Aim -> Read the data and repeat all of it exactly.

— start —

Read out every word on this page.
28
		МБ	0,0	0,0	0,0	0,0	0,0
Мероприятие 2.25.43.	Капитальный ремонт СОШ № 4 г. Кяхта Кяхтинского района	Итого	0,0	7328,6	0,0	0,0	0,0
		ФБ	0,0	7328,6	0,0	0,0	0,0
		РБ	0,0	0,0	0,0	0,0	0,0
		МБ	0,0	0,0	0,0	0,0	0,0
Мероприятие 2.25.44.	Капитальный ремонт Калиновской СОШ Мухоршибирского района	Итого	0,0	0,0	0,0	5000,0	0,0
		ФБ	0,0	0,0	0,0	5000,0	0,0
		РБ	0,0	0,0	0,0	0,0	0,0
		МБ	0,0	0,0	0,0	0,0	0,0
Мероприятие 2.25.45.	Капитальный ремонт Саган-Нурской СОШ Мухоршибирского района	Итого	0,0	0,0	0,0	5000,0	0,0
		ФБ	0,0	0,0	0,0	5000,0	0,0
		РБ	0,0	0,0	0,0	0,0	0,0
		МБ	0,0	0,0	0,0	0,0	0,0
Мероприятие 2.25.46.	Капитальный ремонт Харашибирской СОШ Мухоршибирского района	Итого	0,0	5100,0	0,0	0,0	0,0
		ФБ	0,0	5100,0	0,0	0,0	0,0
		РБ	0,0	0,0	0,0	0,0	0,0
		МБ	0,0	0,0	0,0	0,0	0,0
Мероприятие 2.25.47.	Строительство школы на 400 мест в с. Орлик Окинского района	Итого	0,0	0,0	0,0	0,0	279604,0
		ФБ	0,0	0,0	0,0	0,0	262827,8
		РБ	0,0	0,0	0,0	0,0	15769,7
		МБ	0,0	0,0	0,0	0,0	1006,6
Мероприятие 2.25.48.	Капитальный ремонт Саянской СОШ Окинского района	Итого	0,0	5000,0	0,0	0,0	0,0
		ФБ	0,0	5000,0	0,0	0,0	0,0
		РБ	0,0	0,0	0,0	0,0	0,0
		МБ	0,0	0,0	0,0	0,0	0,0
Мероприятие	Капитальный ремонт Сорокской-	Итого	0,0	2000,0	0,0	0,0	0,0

— end —

Result of this exercise ->
Read out every word on this page.
28
		МБ	0,0	0,0	0,0	0,0	0,0
Мероприятие 2.25.43.	Капитальный ремонт СОШ № 4 г. Кяхта Кяхтинского района	Итого	0,0	7328,6	0,0	0,0	0,0
		ФБ	0,0	7328,6	0,0	0,0	0,0
		РБ	0,0	0,0	0,0	0,0	0,0
		МБ	0,0	0,0	0,0	0,0	0,0
Мероприятие 2.25.44.	Капитальный ремонт Калиновской СОШ Мухоршибирского района	Итого	0,0	0,0	0,0	5000,0	0,0
		ФБ	0,0	0,0	0,0	5000,0	0,0
		РБ	0,0	0,0	0,0	0,0	0,0
		МБ	0,0	0,0	0,0	0,0	0,0
Мероприятие 2.25.45.	Капитальный ремонт Саган-Нурской СОШ Мухоршибирского района	Итого	0,0	0,0	0,0	5000,0	0,0
		ФБ	0,0	0,0	0,0	5000,0	0,0
		РБ	0,0	0,0	0,0	0,0	0,0
		МБ	0,0	0,0	0,0	0,0	0,0
Мероприятие 2.25.46.	Капитальный ремонт Харашибирской СОШ Мухоршибирского района	Итого	0,0	5100,0	0,0	0,0	0,0
		ФБ	0,0	5100,0	0,0	0,0	0,0
		РБ	0,0	0,0	0,0	0,0	0,0
		МБ	0,0	0,0	0,0	0,0	0,0
Мероприятие 2.25.47.	Строительство школы на 400 мест в с. Орлик Окинского района	Итого	0,0	0,0	0,0	0,0	279604,0
		ФБ	0,0	0,0	0,0	0,0	262827,8
		РБ	0,0	0,0	0,0	0,0	15769,7
		МБ	0,0	0,0	0,0	0,0	1006,6
Мероприятие 2.25.48.	Капитальный ремонт Саянской СОШ Окинского района	Итого	0,0	5000,0	0,0	0,0	0,0
		ФБ	0,0	5000,0	0,0	0,0	0,0
		РБ	0,0	0,0	0,0	0,0	0,0
		МБ	0,0	0,0	0,0	0,0	0,0
Мероприятие	Капитальный ремонт Сорокской-	Итого	0,0	2000,0	0,0	0,0	0,0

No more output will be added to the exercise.